[start]

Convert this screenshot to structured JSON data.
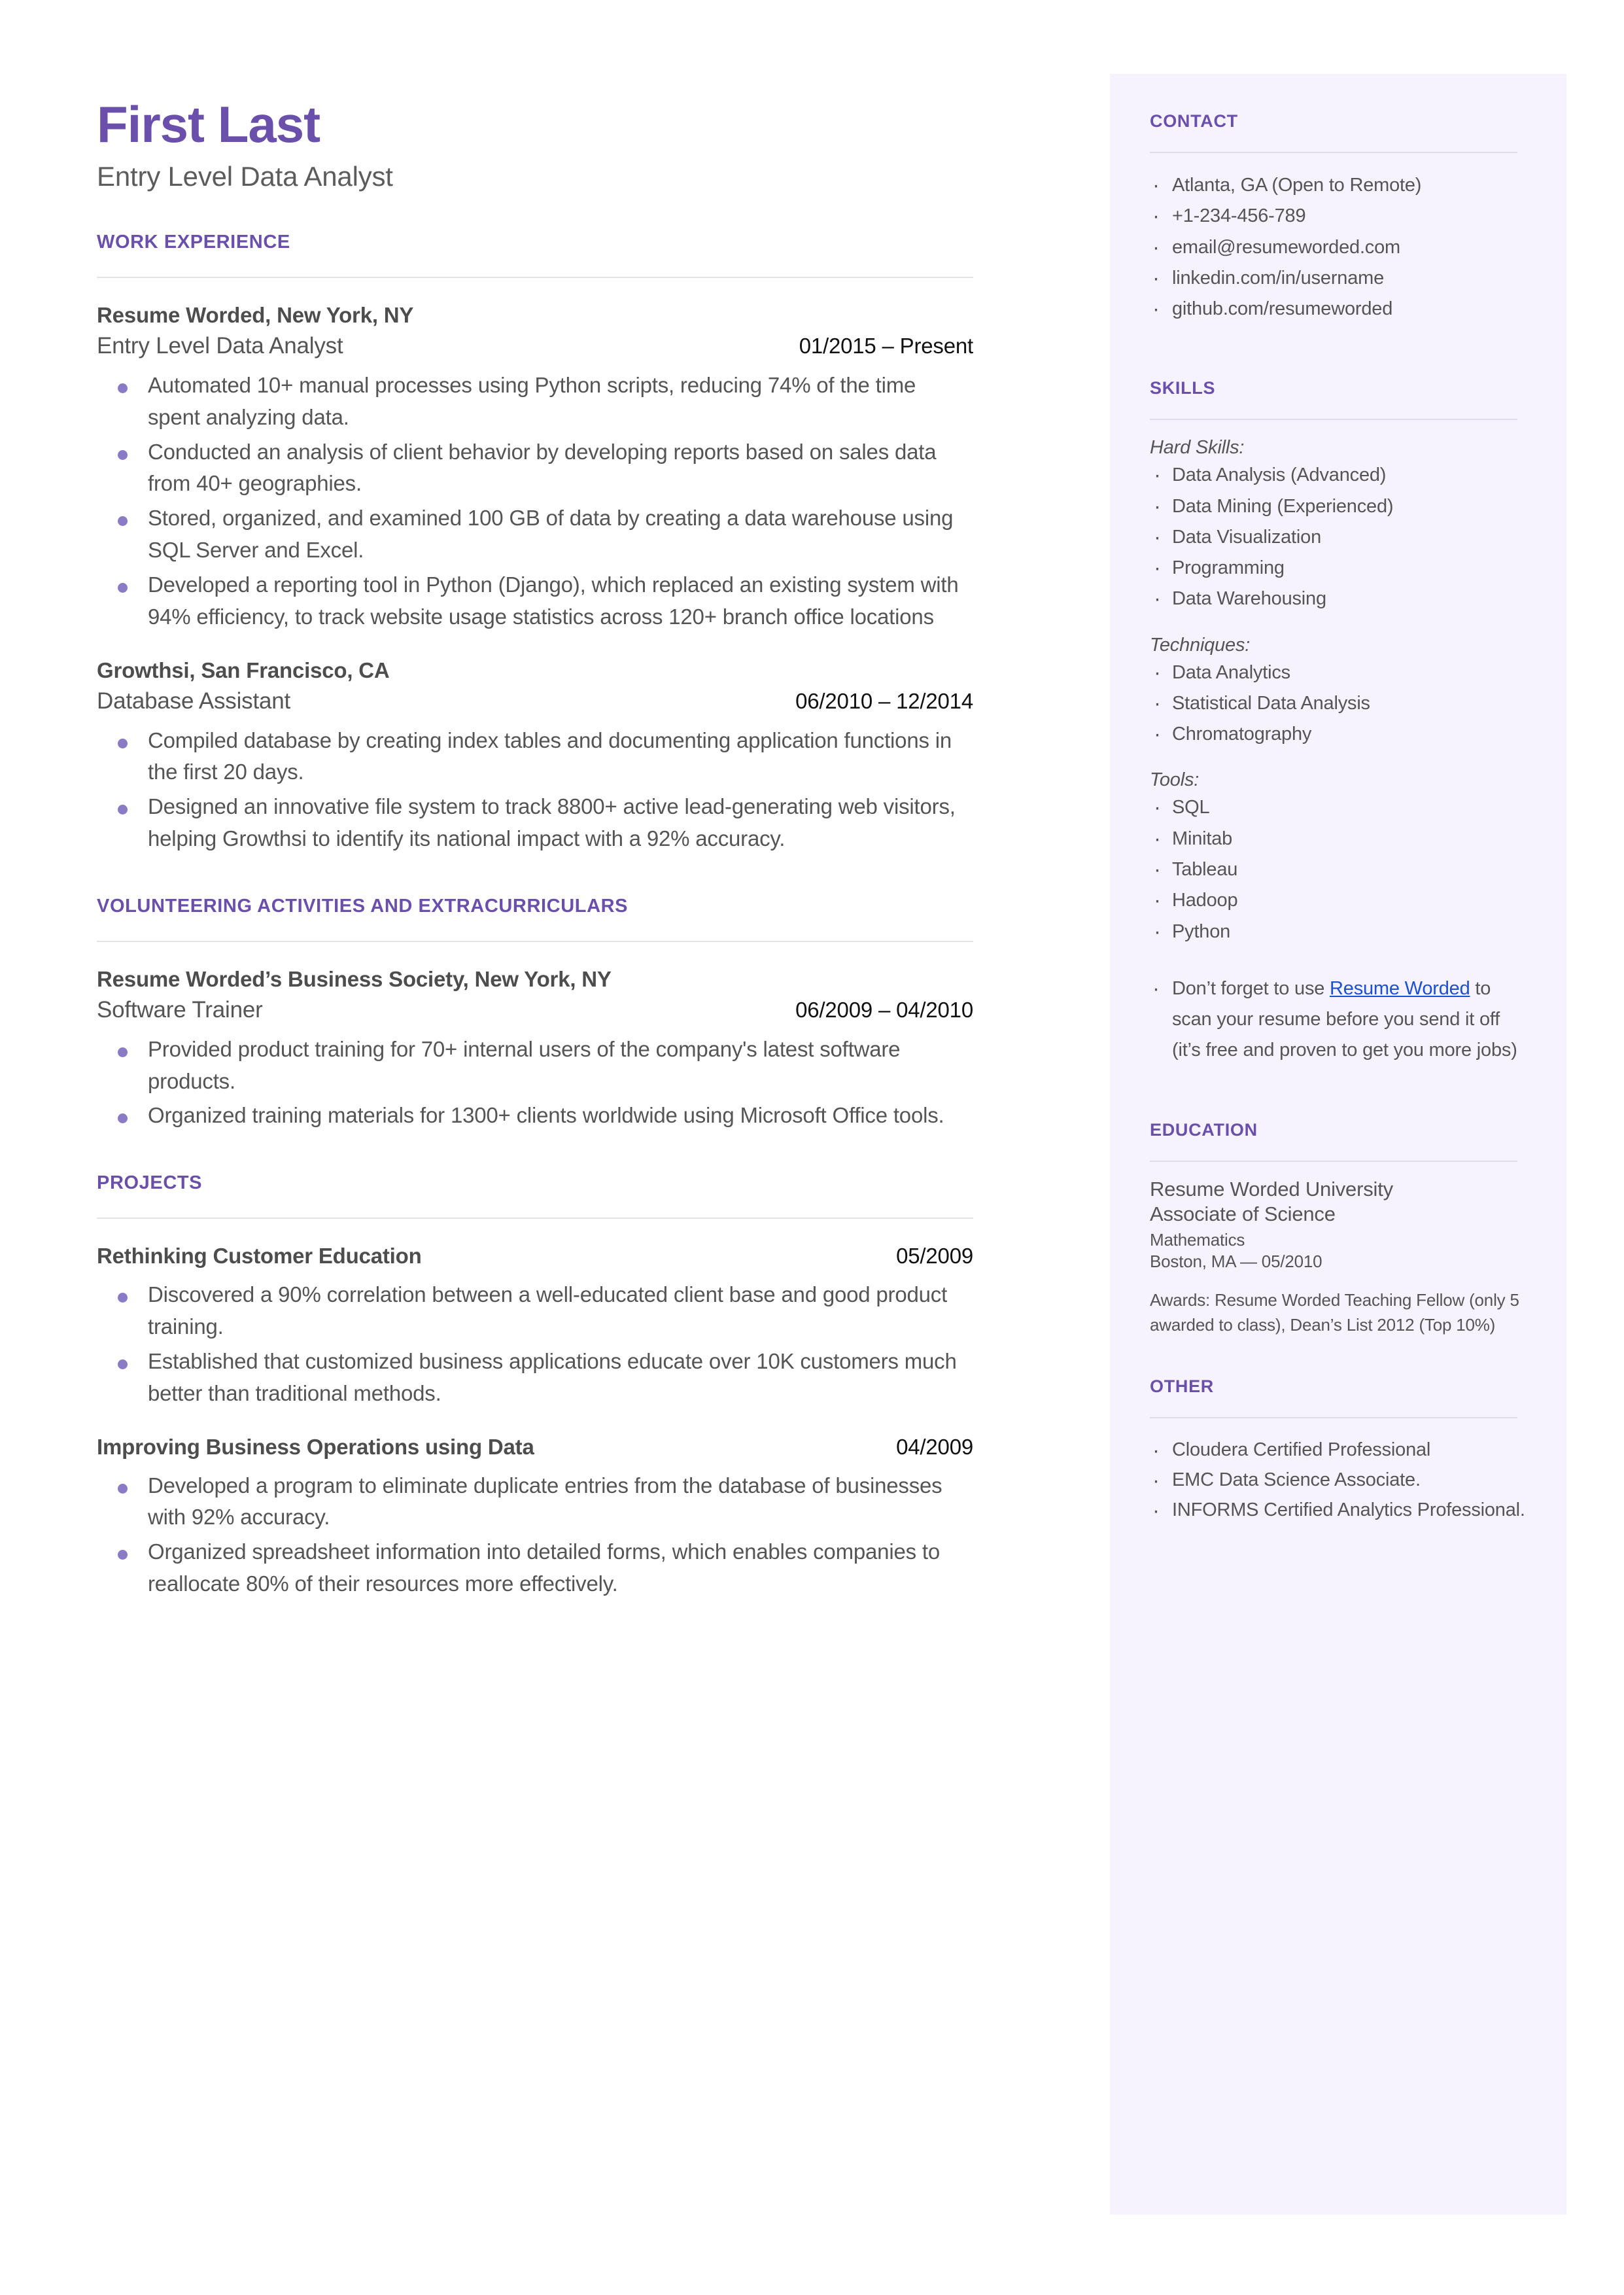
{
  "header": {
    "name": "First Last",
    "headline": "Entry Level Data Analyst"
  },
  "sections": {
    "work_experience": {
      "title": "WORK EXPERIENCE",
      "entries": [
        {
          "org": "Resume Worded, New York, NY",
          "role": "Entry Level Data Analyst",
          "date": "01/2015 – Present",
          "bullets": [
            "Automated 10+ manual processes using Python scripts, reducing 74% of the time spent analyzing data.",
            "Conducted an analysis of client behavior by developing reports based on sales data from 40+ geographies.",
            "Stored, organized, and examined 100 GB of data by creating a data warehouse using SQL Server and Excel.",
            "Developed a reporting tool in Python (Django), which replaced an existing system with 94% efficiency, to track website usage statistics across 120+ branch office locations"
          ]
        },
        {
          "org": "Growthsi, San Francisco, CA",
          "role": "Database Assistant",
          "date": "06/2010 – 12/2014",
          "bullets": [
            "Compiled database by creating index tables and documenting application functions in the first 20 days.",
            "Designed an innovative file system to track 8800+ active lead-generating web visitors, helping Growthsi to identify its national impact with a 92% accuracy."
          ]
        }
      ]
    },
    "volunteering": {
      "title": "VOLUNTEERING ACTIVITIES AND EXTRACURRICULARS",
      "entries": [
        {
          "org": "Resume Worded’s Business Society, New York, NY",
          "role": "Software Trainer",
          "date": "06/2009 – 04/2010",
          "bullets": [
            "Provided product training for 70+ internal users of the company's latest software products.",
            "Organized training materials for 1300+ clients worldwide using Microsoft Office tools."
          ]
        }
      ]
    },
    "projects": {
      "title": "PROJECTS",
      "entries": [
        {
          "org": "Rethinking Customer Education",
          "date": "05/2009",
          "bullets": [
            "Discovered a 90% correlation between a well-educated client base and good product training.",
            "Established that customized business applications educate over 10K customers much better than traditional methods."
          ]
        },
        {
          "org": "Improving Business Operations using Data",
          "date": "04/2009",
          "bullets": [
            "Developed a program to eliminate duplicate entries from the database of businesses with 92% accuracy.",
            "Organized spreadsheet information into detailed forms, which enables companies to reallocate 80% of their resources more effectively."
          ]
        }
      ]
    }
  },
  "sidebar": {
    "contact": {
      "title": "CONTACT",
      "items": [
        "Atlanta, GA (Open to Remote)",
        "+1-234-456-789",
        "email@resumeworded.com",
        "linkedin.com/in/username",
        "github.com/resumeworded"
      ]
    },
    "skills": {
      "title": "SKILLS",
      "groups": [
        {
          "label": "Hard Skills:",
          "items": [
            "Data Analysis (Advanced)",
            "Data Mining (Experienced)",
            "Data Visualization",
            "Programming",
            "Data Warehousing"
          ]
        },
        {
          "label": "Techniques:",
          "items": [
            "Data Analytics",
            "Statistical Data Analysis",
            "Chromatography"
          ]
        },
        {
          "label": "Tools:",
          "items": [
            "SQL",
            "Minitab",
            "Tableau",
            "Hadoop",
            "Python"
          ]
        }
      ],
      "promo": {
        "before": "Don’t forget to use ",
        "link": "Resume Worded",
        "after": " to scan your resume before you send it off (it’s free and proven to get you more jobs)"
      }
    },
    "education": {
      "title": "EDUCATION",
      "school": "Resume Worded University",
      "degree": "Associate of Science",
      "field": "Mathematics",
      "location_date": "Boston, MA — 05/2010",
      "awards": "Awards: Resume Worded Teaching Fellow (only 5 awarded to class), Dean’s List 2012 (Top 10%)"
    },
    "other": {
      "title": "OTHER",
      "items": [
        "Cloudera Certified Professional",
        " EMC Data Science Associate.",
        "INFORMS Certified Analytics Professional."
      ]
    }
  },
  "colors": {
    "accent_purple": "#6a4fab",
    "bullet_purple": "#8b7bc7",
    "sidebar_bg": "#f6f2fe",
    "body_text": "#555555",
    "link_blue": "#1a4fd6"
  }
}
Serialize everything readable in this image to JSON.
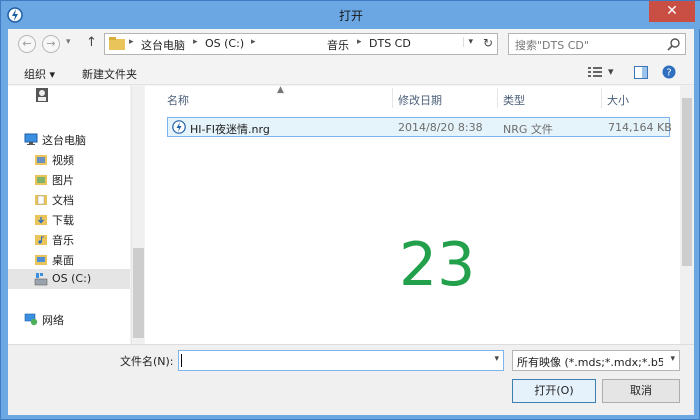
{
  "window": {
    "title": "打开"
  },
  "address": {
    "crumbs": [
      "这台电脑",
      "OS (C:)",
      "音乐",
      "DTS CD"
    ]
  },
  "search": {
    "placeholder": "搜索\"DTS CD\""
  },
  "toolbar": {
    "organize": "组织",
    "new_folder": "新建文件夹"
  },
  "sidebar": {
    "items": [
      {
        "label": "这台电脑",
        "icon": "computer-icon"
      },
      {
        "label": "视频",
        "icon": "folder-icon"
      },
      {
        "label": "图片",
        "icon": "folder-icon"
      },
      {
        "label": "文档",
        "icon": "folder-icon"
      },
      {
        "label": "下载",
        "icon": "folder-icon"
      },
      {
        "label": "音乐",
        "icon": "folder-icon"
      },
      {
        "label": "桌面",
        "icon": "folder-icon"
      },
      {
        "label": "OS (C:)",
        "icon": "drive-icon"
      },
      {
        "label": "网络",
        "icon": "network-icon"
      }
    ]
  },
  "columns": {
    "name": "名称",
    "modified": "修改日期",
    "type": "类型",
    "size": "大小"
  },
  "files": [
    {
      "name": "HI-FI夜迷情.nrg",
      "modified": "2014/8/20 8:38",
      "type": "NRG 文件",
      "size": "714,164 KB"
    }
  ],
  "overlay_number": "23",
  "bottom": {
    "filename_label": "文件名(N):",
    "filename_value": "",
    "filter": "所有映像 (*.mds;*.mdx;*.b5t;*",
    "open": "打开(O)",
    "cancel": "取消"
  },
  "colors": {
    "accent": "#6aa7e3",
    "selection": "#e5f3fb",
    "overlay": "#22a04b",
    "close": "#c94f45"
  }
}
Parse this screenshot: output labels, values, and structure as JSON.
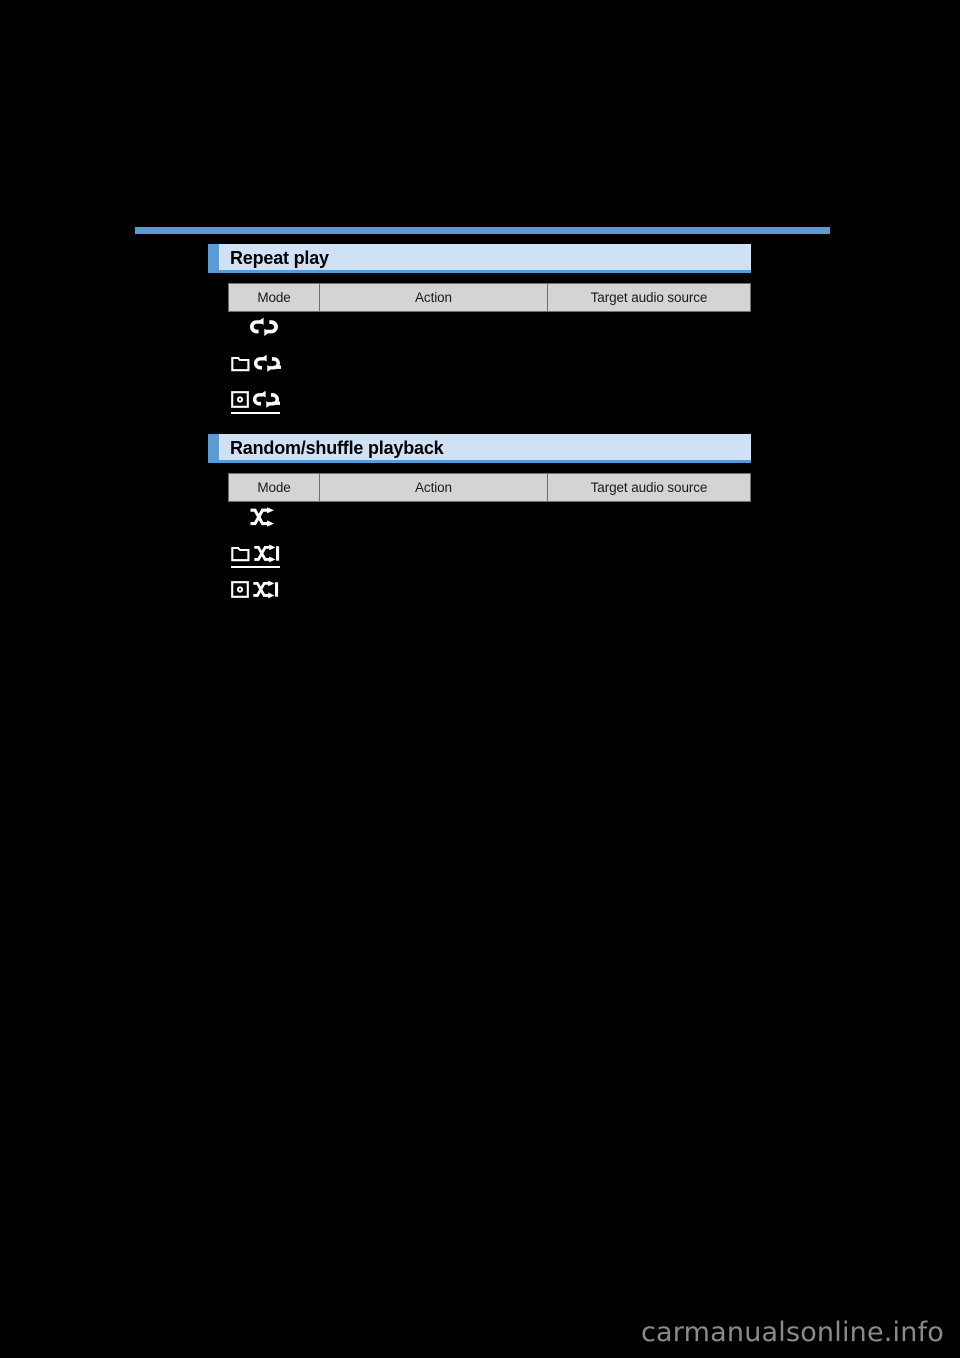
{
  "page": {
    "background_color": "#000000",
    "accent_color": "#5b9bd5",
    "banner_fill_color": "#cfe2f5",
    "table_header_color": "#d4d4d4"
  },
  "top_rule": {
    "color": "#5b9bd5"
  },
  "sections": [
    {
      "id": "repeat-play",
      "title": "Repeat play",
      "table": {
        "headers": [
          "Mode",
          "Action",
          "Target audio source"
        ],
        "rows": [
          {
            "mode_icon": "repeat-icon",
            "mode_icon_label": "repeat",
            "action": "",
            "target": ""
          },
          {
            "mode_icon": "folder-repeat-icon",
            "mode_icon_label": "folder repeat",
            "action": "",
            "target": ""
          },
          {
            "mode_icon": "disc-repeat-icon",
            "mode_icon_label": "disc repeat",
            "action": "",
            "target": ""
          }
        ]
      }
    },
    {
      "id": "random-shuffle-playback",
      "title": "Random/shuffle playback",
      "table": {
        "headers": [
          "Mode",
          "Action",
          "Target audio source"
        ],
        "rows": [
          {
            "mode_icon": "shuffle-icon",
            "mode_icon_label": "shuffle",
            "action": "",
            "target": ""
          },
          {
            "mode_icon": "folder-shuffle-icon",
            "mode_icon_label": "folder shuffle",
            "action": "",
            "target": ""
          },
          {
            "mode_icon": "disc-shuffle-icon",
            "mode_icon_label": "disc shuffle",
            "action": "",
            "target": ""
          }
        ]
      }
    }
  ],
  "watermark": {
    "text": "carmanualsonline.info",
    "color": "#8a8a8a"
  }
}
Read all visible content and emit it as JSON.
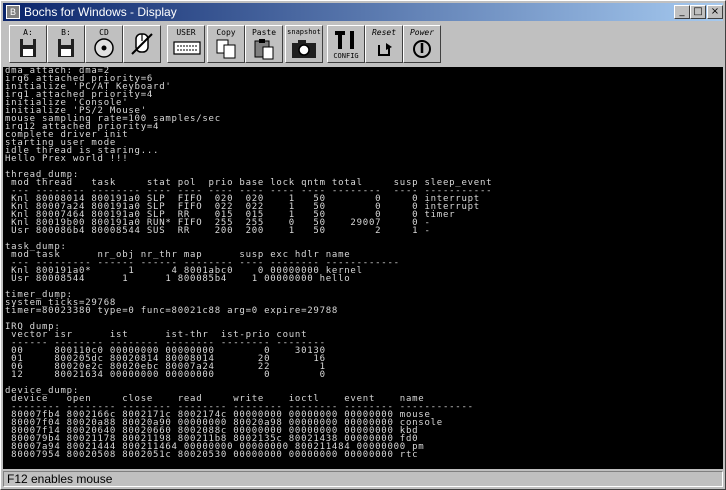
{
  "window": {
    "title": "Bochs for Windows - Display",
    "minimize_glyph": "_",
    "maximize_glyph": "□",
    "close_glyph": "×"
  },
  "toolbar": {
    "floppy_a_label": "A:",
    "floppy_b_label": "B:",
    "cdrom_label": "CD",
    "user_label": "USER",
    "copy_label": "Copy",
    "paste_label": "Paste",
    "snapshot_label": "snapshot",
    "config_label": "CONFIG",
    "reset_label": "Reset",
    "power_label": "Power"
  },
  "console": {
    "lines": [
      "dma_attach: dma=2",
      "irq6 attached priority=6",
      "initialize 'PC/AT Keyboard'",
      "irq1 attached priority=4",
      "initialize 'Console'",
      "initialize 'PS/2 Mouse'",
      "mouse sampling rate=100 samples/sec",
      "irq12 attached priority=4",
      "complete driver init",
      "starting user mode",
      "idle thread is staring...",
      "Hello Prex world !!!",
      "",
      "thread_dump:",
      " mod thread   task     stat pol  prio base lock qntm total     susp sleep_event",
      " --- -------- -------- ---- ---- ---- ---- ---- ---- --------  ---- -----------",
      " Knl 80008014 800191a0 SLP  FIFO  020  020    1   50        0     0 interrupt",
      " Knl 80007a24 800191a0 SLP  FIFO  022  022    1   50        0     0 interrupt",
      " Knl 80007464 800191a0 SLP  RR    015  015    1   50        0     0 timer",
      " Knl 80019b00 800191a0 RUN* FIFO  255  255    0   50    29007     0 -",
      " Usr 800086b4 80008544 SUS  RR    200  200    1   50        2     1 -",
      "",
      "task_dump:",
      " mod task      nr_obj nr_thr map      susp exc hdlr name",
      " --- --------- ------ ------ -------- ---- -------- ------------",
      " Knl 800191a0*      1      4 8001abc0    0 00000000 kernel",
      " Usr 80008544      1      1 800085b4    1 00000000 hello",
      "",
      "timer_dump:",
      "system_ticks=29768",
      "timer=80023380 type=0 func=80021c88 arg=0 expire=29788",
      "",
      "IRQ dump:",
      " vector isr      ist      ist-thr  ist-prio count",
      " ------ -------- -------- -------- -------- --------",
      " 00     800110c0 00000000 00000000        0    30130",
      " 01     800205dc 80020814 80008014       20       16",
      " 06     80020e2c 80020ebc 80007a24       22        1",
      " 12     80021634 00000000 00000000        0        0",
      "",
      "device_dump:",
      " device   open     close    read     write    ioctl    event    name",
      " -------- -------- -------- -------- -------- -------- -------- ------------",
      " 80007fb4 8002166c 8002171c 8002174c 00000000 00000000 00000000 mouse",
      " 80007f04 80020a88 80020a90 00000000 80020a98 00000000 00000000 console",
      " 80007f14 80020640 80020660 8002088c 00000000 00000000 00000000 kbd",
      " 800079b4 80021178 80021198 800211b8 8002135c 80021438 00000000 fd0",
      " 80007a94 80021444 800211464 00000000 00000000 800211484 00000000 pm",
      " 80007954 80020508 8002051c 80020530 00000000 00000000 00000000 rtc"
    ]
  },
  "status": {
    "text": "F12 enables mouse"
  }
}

[end]

*Task statement:* Determine how many lines of the material include the string "which". Output only that count.

*Answer to the task:* 2